→ EXERCISE REQUIREMENTS:
Restate each of the lines given below, word for word.
○ ○ ○ ○ ○
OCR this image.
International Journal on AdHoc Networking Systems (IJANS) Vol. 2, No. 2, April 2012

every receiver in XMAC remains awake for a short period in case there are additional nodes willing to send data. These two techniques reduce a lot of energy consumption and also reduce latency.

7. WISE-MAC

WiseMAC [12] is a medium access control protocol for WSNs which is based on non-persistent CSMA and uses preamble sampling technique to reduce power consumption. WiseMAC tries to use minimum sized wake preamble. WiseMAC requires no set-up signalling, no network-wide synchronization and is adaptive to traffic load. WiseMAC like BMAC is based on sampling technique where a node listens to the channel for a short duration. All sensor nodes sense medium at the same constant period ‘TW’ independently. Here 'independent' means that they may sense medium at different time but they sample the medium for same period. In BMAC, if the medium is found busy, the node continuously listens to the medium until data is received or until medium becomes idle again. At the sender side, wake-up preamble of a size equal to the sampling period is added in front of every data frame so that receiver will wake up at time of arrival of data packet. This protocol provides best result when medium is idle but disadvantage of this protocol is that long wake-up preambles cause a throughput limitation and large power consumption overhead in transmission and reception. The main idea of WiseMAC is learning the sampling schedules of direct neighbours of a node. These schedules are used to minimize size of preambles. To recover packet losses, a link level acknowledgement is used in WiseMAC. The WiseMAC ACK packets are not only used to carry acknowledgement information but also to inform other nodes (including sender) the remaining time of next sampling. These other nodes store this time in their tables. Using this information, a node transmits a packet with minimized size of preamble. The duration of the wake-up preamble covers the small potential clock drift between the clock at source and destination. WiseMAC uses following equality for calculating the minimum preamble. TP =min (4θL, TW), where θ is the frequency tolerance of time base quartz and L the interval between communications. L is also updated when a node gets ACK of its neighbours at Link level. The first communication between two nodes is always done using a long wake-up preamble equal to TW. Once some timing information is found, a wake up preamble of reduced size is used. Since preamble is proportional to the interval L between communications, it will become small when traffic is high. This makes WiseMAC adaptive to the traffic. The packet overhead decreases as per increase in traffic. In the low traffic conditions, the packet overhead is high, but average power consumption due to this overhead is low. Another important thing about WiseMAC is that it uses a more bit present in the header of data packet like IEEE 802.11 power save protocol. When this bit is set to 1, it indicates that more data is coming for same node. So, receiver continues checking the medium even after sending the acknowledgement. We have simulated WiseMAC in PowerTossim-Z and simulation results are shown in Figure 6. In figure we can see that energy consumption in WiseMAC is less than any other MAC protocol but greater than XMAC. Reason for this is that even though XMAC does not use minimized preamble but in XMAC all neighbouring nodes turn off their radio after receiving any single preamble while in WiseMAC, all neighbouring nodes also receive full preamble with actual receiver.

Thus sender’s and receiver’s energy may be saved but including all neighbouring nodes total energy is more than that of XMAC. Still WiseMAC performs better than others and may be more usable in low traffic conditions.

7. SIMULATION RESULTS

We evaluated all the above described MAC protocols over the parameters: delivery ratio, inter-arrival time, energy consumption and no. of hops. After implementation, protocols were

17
○ ○ ○ ○ ○
→ FINISHED ANSWER:
OCR this image.
International Journal on AdHoc Networking Systems (IJANS) Vol. 2, No. 2, April 2012

every receiver in XMAC remains awake for a short period in case there are additional nodes willing to send data. These two techniques reduce a lot of energy consumption and also reduce latency.

7. WISE-MAC

WiseMAC [12] is a medium access control protocol for WSNs which is based on non-persistent CSMA and uses preamble sampling technique to reduce power consumption. WiseMAC tries to use minimum sized wake preamble. WiseMAC requires no set-up signalling, no network-wide synchronization and is adaptive to traffic load. WiseMAC like BMAC is based on sampling technique where a node listens to the channel for a short duration. All sensor nodes sense medium at the same constant period ‘TW’ independently. Here 'independent' means that they may sense medium at different time but they sample the medium for same period. In BMAC, if the medium is found busy, the node continuously listens to the medium until data is received or until medium becomes idle again. At the sender side, wake-up preamble of a size equal to the sampling period is added in front of every data frame so that receiver will wake up at time of arrival of data packet. This protocol provides best result when medium is idle but disadvantage of this protocol is that long wake-up preambles cause a throughput limitation and large power consumption overhead in transmission and reception. The main idea of WiseMAC is learning the sampling schedules of direct neighbours of a node. These schedules are used to minimize size of preambles. To recover packet losses, a link level acknowledgement is used in WiseMAC. The WiseMAC ACK packets are not only used to carry acknowledgement information but also to inform other nodes (including sender) the remaining time of next sampling. These other nodes store this time in their tables. Using this information, a node transmits a packet with minimized size of preamble. The duration of the wake-up preamble covers the small potential clock drift between the clock at source and destination. WiseMAC uses following equality for calculating the minimum preamble. TP =min (4θL, TW), where θ is the frequency tolerance of time base quartz and L the interval between communications. L is also updated when a node gets ACK of its neighbours at Link level. The first communication between two nodes is always done using a long wake-up preamble equal to TW. Once some timing information is found, a wake up preamble of reduced size is used. Since preamble is proportional to the interval L between communications, it will become small when traffic is high. This makes WiseMAC adaptive to the traffic. The packet overhead decreases as per increase in traffic. In the low traffic conditions, the packet overhead is high, but average power consumption due to this overhead is low. Another important thing about WiseMAC is that it uses a more bit present in the header of data packet like IEEE 802.11 power save protocol. When this bit is set to 1, it indicates that more data is coming for same node. So, receiver continues checking the medium even after sending the acknowledgement. We have simulated WiseMAC in PowerTossim-Z and simulation results are shown in Figure 6. In figure we can see that energy consumption in WiseMAC is less than any other MAC protocol but greater than XMAC. Reason for this is that even though XMAC does not use minimized preamble but in XMAC all neighbouring nodes turn off their radio after receiving any single preamble while in WiseMAC, all neighbouring nodes also receive full preamble with actual receiver.

Thus sender’s and receiver’s energy may be saved but including all neighbouring nodes total energy is more than that of XMAC. Still WiseMAC performs better than others and may be more usable in low traffic conditions.

7. SIMULATION RESULTS

We evaluated all the above described MAC protocols over the parameters: delivery ratio, inter-arrival time, energy consumption and no. of hops. After implementation, protocols were

17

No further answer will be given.